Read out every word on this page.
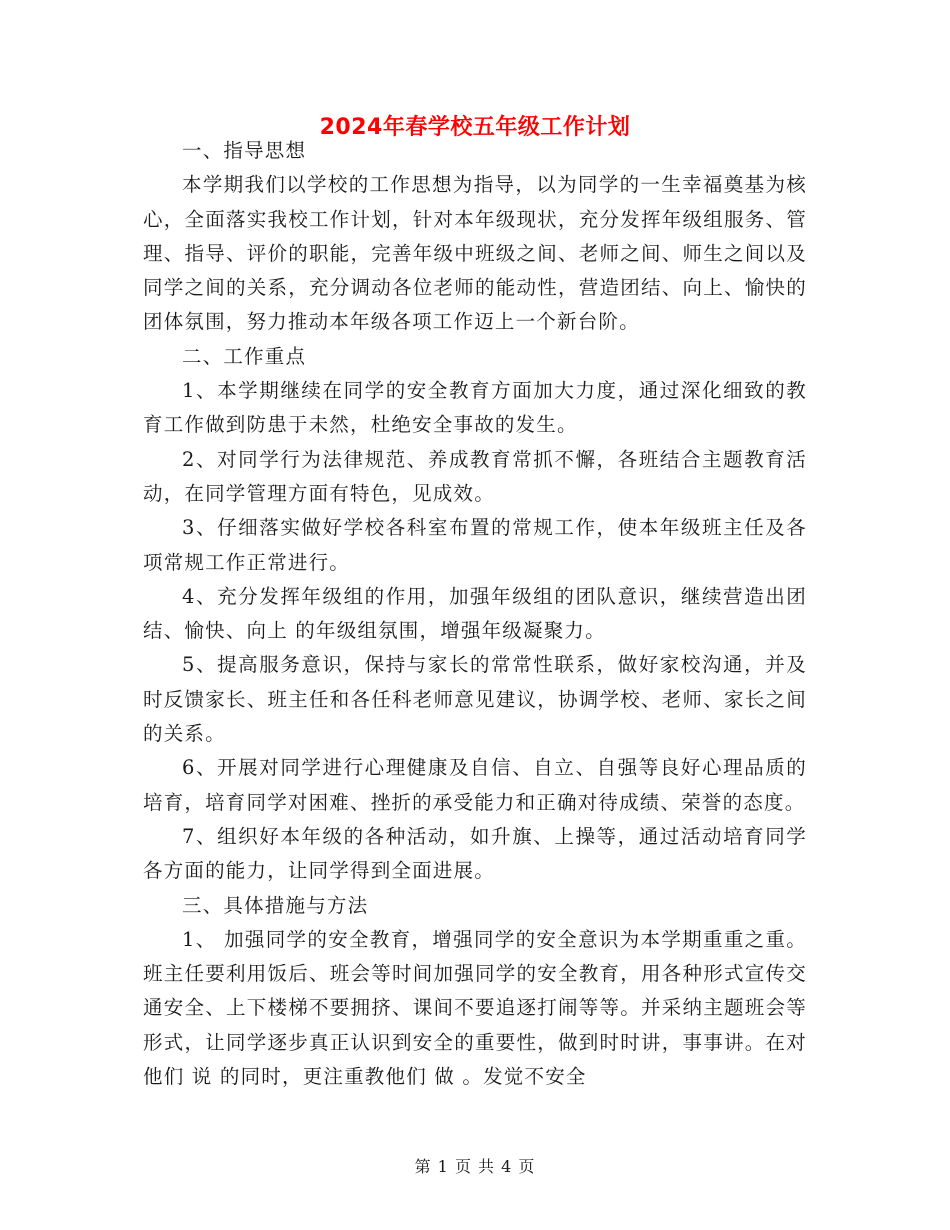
2024年春学校五年级工作计划

一、指导思想

本学期我们以学校的工作思想为指导，以为同学的一生幸福奠基为核心，全面落实我校工作计划，针对本年级现状，充分发挥年级组服务、管理、指导、评价的职能，完善年级中班级之间、老师之间、师生之间以及同学之间的关系，充分调动各位老师的能动性，营造团结、向上、愉快的团体氛围，努力推动本年级各项工作迈上一个新台阶。

二、工作重点

1、本学期继续在同学的安全教育方面加大力度，通过深化细致的教育工作做到防患于未然，杜绝安全事故的发生。

2、对同学行为法律规范、养成教育常抓不懈，各班结合主题教育活动，在同学管理方面有特色，见成效。

3、仔细落实做好学校各科室布置的常规工作，使本年级班主任及各项常规工作正常进行。

4、充分发挥年级组的作用，加强年级组的团队意识，继续营造出团结、愉快、向上 的年级组氛围，增强年级凝聚力。

5、提高服务意识，保持与家长的常常性联系，做好家校沟通，并及时反馈家长、班主任和各任科老师意见建议，协调学校、老师、家长之间的关系。

6、开展对同学进行心理健康及自信、自立、自强等良好心理品质的培育，培育同学对困难、挫折的承受能力和正确对待成绩、荣誉的态度。

7、组织好本年级的各种活动，如升旗、上操等，通过活动培育同学各方面的能力，让同学得到全面进展。

三、具体措施与方法

1、 加强同学的安全教育，增强同学的安全意识为本学期重重之重。班主任要利用饭后、班会等时间加强同学的安全教育，用各种形式宣传交通安全、上下楼梯不要拥挤、课间不要追逐打闹等等。并采纳主题班会等形式，让同学逐步真正认识到安全的重要性，做到时时讲，事事讲。在对他们 说 的同时，更注重教他们 做 。发觉不安全

第 1 页 共 4 页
★ ★ ★ ★ ★ ★ ★
— What is asked —
Omit every picture, then reproduce the rest of the listing exactly.

— The reply —
Read out every word on this page.
2024年春学校五年级工作计划

一、指导思想

本学期我们以学校的工作思想为指导，以为同学的一生幸福奠基为核心，全面落实我校工作计划，针对本年级现状，充分发挥年级组服务、管理、指导、评价的职能，完善年级中班级之间、老师之间、师生之间以及同学之间的关系，充分调动各位老师的能动性，营造团结、向上、愉快的团体氛围，努力推动本年级各项工作迈上一个新台阶。

二、工作重点

1、本学期继续在同学的安全教育方面加大力度，通过深化细致的教育工作做到防患于未然，杜绝安全事故的发生。

2、对同学行为法律规范、养成教育常抓不懈，各班结合主题教育活动，在同学管理方面有特色，见成效。

3、仔细落实做好学校各科室布置的常规工作，使本年级班主任及各项常规工作正常进行。

4、充分发挥年级组的作用，加强年级组的团队意识，继续营造出团结、愉快、向上 的年级组氛围，增强年级凝聚力。

5、提高服务意识，保持与家长的常常性联系，做好家校沟通，并及时反馈家长、班主任和各任科老师意见建议，协调学校、老师、家长之间的关系。

6、开展对同学进行心理健康及自信、自立、自强等良好心理品质的培育，培育同学对困难、挫折的承受能力和正确对待成绩、荣誉的态度。

7、组织好本年级的各种活动，如升旗、上操等，通过活动培育同学各方面的能力，让同学得到全面进展。

三、具体措施与方法

1、 加强同学的安全教育，增强同学的安全意识为本学期重重之重。班主任要利用饭后、班会等时间加强同学的安全教育，用各种形式宣传交通安全、上下楼梯不要拥挤、课间不要追逐打闹等等。并采纳主题班会等形式，让同学逐步真正认识到安全的重要性，做到时时讲，事事讲。在对他们 说 的同时，更注重教他们 做 。发觉不安全

第 1 页 共 4 页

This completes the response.